** start RECORDS TO PROCESS **

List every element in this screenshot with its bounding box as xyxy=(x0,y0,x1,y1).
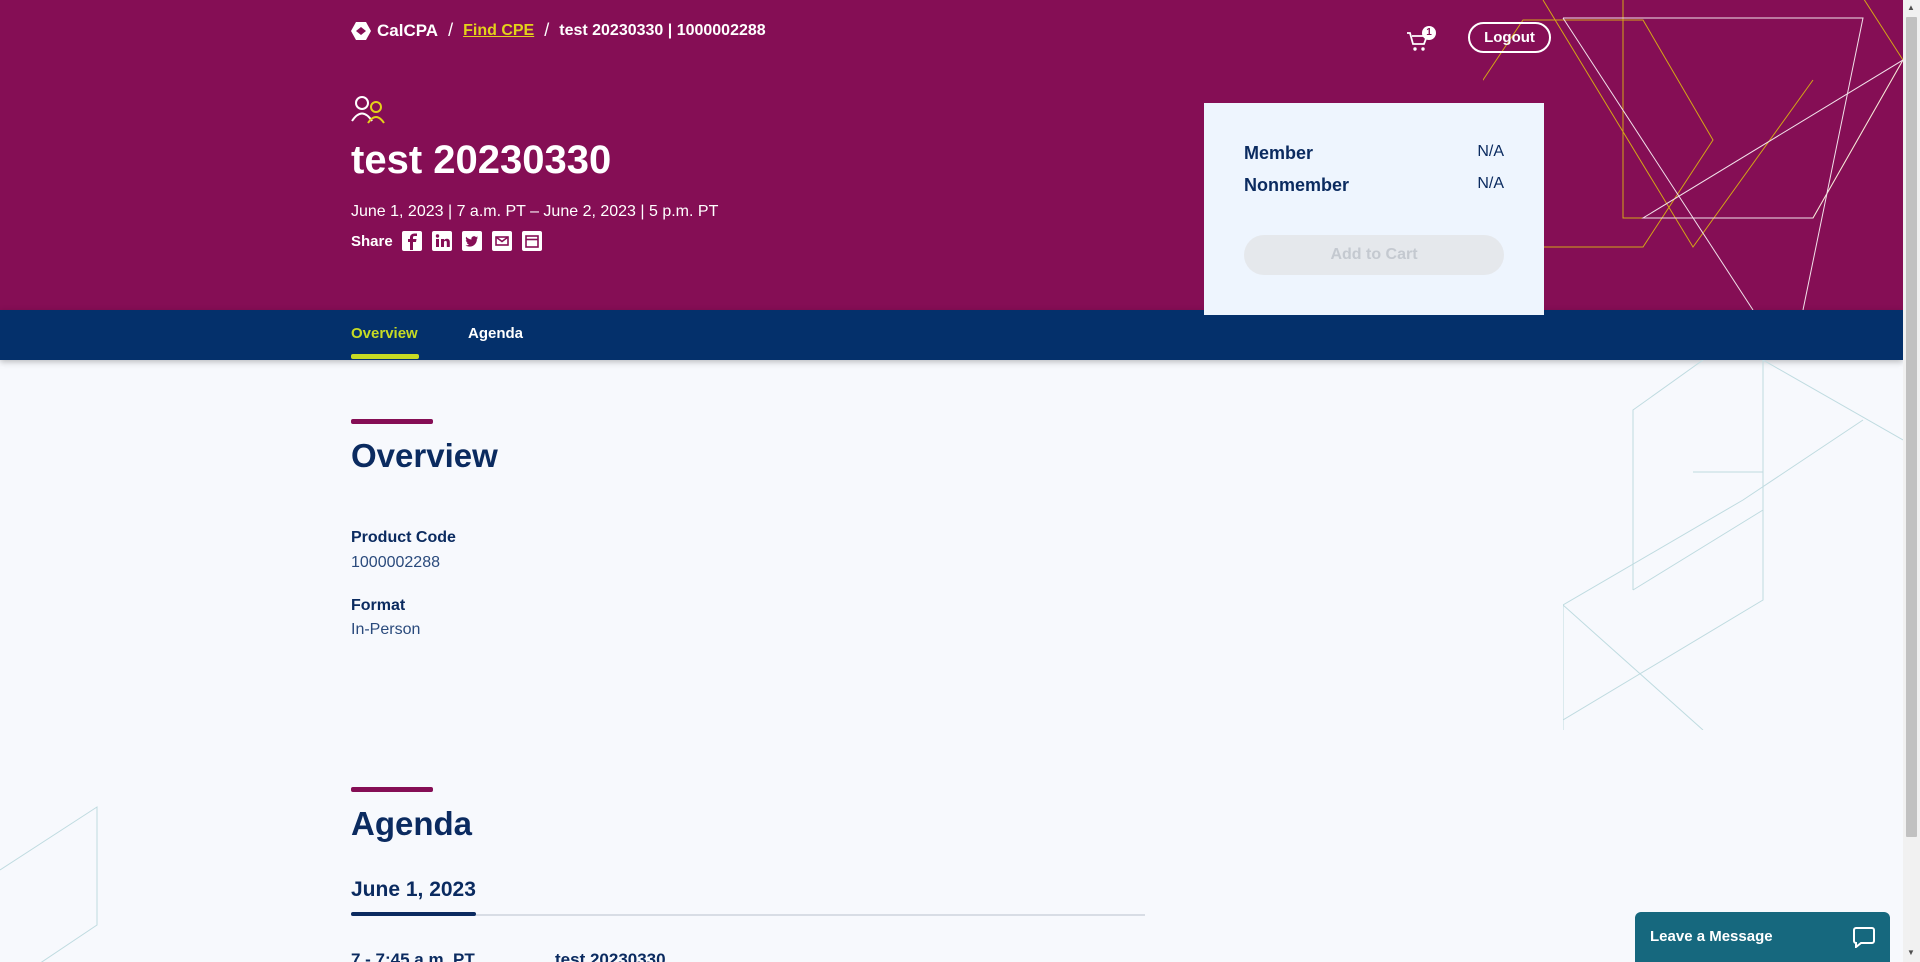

** end RECORDS TO PROCESS **
** start RECORDS TO PROCESS **

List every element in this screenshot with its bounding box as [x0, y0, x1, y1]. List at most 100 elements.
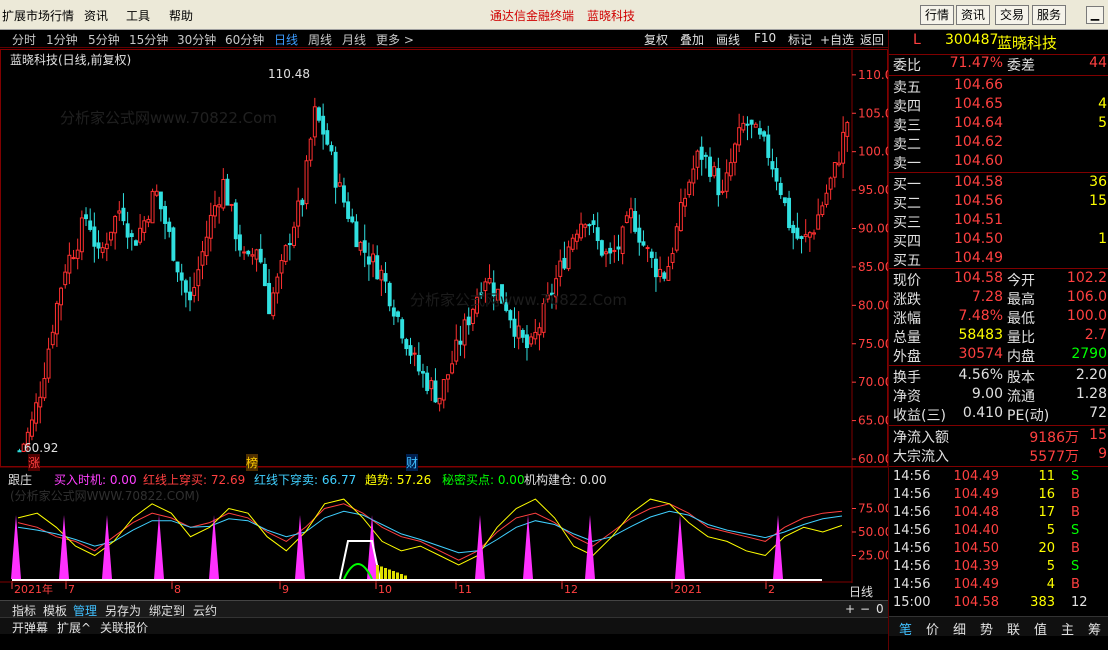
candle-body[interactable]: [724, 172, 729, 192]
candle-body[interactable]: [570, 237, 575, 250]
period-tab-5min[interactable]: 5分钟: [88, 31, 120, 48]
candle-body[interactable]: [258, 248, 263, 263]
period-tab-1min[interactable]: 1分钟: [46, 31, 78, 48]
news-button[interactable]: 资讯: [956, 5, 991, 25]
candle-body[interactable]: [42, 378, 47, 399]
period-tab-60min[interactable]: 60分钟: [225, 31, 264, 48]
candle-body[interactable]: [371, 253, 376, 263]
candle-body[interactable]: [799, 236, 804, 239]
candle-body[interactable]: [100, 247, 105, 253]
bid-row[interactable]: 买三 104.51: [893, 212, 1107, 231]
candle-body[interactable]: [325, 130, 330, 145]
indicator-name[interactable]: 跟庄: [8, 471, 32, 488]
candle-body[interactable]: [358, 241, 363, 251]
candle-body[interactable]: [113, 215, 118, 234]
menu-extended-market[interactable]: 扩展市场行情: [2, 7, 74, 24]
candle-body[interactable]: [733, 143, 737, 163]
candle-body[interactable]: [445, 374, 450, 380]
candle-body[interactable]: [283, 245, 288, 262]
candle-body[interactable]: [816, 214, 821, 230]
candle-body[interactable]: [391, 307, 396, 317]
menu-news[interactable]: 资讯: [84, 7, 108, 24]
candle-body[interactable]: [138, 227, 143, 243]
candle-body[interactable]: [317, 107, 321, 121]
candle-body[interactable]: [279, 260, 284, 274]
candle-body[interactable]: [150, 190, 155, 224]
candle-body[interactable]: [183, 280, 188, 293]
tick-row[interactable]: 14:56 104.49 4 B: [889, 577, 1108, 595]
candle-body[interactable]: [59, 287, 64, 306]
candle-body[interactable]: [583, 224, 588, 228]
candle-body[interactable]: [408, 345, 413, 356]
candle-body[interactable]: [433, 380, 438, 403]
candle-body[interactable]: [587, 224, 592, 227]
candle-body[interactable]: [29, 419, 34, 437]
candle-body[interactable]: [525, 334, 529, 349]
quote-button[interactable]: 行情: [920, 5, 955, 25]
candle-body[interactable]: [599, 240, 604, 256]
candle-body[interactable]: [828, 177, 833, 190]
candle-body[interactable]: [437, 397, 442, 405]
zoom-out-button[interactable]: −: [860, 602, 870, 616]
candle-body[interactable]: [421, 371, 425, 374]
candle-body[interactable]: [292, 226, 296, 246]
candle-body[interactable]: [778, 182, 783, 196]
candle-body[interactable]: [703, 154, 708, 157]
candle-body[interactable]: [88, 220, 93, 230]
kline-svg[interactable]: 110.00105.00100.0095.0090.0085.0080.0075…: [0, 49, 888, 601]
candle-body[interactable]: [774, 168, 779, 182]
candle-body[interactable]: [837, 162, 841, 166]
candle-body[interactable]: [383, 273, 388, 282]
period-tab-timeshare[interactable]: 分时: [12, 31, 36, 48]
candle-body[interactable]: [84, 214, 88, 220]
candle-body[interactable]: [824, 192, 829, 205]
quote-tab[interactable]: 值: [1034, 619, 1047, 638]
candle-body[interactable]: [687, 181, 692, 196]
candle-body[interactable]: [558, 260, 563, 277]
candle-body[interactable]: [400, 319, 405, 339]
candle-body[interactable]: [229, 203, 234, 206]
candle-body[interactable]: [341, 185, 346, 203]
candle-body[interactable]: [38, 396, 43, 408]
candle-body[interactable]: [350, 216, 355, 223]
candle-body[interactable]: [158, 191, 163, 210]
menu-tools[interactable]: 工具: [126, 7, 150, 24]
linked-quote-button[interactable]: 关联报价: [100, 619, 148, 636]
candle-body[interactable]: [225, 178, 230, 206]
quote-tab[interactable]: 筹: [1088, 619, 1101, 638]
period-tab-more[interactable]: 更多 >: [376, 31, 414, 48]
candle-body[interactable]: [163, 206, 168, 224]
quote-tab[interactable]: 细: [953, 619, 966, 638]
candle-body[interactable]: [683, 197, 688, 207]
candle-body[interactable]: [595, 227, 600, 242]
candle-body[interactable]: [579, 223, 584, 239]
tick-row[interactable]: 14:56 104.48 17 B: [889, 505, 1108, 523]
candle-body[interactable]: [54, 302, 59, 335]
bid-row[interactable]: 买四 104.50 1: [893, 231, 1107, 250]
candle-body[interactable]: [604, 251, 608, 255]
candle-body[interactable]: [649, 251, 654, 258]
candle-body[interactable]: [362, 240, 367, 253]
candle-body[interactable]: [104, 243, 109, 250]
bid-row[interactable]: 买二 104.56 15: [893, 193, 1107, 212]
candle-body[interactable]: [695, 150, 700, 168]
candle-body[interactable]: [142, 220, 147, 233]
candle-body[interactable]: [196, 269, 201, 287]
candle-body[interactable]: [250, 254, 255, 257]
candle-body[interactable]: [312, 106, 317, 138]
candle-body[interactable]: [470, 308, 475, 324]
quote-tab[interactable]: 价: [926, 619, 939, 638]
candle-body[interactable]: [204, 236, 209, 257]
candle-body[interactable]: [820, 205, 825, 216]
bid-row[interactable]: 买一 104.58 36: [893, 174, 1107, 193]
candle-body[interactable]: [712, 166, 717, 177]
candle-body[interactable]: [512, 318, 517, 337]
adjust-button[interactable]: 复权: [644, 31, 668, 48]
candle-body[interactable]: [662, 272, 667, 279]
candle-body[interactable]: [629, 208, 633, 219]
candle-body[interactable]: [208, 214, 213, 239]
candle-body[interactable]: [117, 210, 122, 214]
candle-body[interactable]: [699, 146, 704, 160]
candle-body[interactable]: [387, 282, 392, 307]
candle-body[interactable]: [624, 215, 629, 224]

** end RECORDS TO PROCESS **

INSTRUCTIONS FOR THE TASK
Rewrite the rows above as a numbered list, starting at the line containing "most 100 elements." and ending at the line containing "quote-button[interactable]: 行情: [920, 5, 955, 25]". Omit blank lines and leave out the pictures.

COMPLETED EXERCISE
1. List every element in this screenshot with its bounding box as [x0, y0, x1, y1]. List at most 100 elements.
2. candle-body[interactable]: [724, 172, 729, 192]
3. candle-body[interactable]: [570, 237, 575, 250]
4. period-tab-5min[interactable]: 5分钟: [88, 31, 120, 48]
5. candle-body[interactable]: [258, 248, 263, 263]
6. period-tab-1min[interactable]: 1分钟: [46, 31, 78, 48]
7. news-button[interactable]: 资讯: [956, 5, 991, 25]
8. candle-body[interactable]: [42, 378, 47, 399]
9. period-tab-60min[interactable]: 60分钟: [225, 31, 264, 48]
10. candle-body[interactable]: [371, 253, 376, 263]
11. candle-body[interactable]: [799, 236, 804, 239]
12. candle-body[interactable]: [100, 247, 105, 253]
13. bid-row[interactable]: 买三 104.51: [893, 212, 1107, 231]
14. candle-body[interactable]: [325, 130, 330, 145]
15. indicator-name[interactable]: 跟庄: [8, 471, 32, 488]
16. candle-body[interactable]: [358, 241, 363, 251]
17. candle-body[interactable]: [113, 215, 118, 234]
18. menu-extended-market[interactable]: 扩展市场行情: [2, 7, 74, 24]
19. candle-body[interactable]: [733, 143, 737, 163]
20. candle-body[interactable]: [445, 374, 450, 380]
21. candle-body[interactable]: [283, 245, 288, 262]
22. candle-body[interactable]: [816, 214, 821, 230]
23. candle-body[interactable]: [391, 307, 396, 317]
24. menu-news[interactable]: 资讯: [84, 7, 108, 24]
25. candle-body[interactable]: [138, 227, 143, 243]
26. candle-body[interactable]: [317, 107, 321, 121]
27. candle-body[interactable]: [279, 260, 284, 274]
28. candle-body[interactable]: [150, 190, 155, 224]
29. candle-body[interactable]: [183, 280, 188, 293]
30. tick-row[interactable]: 14:56 104.49 4 B: [889, 577, 1108, 595]
31. candle-body[interactable]: [59, 287, 64, 306]
32. candle-body[interactable]: [583, 224, 588, 228]
33. candle-body[interactable]: [408, 345, 413, 356]
34. candle-body[interactable]: [433, 380, 438, 403]
35. candle-body[interactable]: [587, 224, 592, 227]
36. candle-body[interactable]: [29, 419, 34, 437]
37. candle-body[interactable]: [525, 334, 529, 349]
38. quote-button[interactable]: 行情: [920, 5, 955, 25]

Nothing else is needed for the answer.